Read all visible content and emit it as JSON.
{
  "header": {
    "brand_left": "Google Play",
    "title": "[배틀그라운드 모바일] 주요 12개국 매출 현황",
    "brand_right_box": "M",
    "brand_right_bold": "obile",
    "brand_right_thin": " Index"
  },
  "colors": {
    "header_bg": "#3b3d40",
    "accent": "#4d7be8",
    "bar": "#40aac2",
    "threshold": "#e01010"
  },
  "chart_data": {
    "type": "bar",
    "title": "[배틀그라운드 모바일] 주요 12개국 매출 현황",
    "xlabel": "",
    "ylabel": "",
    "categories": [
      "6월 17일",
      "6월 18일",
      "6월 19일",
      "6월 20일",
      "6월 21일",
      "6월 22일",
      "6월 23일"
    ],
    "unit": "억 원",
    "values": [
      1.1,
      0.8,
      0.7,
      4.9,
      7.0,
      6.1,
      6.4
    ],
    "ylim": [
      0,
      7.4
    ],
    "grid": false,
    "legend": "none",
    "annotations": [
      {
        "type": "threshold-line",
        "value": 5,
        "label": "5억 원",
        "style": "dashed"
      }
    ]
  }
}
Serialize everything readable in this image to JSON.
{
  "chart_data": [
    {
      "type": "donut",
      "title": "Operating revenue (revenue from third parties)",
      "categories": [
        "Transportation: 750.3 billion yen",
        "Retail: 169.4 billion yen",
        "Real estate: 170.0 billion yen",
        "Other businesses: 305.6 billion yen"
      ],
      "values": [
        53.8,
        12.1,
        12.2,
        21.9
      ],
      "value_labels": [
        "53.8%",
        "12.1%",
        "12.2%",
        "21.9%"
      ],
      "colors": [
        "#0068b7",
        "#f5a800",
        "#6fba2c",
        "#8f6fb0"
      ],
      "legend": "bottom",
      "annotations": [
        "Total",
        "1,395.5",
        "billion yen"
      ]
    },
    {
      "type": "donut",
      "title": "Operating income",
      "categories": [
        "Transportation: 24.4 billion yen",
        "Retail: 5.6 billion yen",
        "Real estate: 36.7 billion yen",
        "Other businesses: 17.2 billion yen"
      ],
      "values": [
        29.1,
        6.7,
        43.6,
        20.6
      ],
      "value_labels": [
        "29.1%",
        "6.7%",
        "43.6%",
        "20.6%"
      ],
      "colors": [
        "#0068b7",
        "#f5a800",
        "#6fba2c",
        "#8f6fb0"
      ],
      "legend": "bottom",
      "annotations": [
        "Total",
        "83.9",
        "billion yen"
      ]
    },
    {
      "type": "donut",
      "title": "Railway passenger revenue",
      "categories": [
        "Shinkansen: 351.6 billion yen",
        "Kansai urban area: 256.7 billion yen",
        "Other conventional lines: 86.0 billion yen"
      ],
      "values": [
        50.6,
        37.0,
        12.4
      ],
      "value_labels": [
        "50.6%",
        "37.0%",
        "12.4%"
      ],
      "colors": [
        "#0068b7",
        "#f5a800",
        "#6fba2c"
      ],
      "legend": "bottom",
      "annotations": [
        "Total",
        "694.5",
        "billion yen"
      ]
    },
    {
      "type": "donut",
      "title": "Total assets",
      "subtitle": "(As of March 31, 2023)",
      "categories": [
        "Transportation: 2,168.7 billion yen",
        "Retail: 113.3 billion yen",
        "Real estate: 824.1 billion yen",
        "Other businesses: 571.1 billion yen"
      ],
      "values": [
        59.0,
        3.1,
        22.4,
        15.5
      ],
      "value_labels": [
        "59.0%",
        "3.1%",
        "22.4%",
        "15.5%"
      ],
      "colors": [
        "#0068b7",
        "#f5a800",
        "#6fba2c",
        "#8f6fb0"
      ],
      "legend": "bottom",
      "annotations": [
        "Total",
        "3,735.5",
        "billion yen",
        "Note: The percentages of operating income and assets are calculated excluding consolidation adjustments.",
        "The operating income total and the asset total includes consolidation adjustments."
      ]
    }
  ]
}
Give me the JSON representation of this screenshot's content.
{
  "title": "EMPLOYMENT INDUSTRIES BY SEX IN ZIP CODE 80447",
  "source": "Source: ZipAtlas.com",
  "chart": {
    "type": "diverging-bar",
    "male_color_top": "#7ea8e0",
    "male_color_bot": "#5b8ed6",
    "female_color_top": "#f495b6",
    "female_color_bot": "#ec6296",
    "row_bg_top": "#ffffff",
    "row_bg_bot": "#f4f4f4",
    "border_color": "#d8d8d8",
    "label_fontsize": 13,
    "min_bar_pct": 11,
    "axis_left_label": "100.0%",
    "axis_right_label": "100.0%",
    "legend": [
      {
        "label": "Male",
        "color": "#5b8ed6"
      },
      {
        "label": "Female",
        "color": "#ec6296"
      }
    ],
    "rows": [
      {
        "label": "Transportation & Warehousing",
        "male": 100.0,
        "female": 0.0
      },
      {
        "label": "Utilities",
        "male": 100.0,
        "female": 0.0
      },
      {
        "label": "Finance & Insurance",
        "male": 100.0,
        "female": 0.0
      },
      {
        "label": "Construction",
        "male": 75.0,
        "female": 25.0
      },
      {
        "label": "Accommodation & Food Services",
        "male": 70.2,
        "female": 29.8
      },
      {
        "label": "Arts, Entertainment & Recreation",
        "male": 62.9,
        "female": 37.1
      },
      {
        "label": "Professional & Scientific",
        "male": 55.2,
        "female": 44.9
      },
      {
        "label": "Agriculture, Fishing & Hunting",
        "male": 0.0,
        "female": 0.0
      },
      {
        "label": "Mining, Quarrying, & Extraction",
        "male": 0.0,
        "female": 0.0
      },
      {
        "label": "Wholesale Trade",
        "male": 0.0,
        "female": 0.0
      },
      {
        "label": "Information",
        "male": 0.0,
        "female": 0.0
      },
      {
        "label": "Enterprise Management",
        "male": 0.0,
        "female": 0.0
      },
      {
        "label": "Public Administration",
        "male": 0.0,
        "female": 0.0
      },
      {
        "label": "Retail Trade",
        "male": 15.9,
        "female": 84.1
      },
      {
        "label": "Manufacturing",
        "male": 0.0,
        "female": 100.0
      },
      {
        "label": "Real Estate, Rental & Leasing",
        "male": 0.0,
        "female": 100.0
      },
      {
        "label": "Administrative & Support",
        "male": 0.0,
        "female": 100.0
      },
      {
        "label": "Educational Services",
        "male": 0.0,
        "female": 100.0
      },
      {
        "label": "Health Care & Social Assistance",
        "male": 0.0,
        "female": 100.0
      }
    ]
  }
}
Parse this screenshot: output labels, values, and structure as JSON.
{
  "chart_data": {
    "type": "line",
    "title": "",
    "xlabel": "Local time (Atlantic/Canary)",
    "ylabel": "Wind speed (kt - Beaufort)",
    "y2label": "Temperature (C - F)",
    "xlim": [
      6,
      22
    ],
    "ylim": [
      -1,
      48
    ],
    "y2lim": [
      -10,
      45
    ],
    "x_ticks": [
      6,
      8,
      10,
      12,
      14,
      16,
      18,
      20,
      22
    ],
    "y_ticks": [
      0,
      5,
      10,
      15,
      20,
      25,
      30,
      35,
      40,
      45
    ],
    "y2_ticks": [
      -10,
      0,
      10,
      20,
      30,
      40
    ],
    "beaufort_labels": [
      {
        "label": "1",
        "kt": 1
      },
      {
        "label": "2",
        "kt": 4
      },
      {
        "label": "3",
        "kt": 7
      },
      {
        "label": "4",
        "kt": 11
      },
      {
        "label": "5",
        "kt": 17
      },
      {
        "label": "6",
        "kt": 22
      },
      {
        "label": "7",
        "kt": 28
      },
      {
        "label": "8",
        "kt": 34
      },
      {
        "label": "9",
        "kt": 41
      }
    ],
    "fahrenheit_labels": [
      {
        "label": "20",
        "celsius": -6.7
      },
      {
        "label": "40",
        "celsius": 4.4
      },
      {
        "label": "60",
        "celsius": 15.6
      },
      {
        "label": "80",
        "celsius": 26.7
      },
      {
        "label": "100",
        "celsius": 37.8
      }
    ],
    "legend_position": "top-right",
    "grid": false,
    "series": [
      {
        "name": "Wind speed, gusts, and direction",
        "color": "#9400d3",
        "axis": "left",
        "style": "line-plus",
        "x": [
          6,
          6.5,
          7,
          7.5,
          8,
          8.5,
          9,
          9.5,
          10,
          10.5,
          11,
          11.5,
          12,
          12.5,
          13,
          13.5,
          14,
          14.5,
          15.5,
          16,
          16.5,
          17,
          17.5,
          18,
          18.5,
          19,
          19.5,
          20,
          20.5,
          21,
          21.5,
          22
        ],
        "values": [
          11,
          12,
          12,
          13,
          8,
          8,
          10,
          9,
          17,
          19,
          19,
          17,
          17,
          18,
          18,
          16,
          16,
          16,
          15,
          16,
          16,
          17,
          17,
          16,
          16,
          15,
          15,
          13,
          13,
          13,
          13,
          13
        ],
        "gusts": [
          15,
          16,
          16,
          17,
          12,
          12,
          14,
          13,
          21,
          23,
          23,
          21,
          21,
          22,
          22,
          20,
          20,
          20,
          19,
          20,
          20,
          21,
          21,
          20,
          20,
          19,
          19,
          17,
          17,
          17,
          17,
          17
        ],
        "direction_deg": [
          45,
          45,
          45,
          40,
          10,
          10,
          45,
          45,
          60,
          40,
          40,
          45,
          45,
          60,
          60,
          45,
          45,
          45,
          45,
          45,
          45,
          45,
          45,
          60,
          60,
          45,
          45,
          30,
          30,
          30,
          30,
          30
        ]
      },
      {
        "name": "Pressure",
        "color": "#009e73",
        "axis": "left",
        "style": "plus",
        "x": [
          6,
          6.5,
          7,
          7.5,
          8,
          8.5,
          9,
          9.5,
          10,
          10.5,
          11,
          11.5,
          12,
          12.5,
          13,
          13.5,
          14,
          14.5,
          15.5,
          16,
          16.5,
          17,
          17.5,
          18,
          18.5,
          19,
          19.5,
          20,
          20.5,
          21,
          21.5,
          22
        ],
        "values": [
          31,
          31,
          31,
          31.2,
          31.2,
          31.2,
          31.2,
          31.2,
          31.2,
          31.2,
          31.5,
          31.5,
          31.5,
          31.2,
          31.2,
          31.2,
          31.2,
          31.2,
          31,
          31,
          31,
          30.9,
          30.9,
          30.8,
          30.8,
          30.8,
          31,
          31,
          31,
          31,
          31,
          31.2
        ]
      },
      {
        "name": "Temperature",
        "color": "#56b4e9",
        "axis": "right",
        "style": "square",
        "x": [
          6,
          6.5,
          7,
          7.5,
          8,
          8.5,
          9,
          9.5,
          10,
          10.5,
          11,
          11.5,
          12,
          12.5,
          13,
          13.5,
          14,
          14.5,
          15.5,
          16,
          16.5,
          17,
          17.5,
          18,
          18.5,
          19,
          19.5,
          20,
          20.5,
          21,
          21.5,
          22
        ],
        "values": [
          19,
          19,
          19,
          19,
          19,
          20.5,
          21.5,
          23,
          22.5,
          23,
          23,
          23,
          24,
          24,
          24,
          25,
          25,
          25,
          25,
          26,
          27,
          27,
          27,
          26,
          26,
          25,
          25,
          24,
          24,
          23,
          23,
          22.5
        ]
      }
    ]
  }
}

◇ ◇ ◇ ◇ ◇ ◇ ◇

§ **Task brief**: Return every line of the preceding records in which the word "celsius" appears.

§ **Response to this exercise**:
        "celsius": -6.7
        "celsius": 4.4
        "celsius": 15.6
        "celsius": 26.7
        "celsius": 37.8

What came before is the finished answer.